# [DATA]
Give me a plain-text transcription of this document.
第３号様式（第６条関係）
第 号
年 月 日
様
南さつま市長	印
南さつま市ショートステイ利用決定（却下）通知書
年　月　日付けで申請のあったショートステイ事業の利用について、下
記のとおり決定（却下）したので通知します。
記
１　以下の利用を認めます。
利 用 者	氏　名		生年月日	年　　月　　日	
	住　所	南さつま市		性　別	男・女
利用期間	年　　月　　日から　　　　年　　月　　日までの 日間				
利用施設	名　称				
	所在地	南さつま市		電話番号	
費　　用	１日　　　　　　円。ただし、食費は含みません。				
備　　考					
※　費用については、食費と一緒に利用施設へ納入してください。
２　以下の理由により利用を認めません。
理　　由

# [EXERCISE GOAL]
Transcribe each entry precisely, missing none.

# [SOLUTION TO THIS PROBLEM]
Give me a plain-text transcription of this document.
第３号様式（第６条関係）
第 号
年 月 日
様
南さつま市長	印
南さつま市ショートステイ利用決定（却下）通知書
年　月　日付けで申請のあったショートステイ事業の利用について、下
記のとおり決定（却下）したので通知します。
記
１　以下の利用を認めます。
利 用 者	氏　名		生年月日	年　　月　　日	
	住　所	南さつま市		性　別	男・女
利用期間	年　　月　　日から　　　　年　　月　　日までの 日間				
利用施設	名　称				
	所在地	南さつま市		電話番号	
費　　用	１日　　　　　　円。ただし、食費は含みません。				
備　　考					
※　費用については、食費と一緒に利用施設へ納入してください。
２　以下の理由により利用を認めません。
理　　由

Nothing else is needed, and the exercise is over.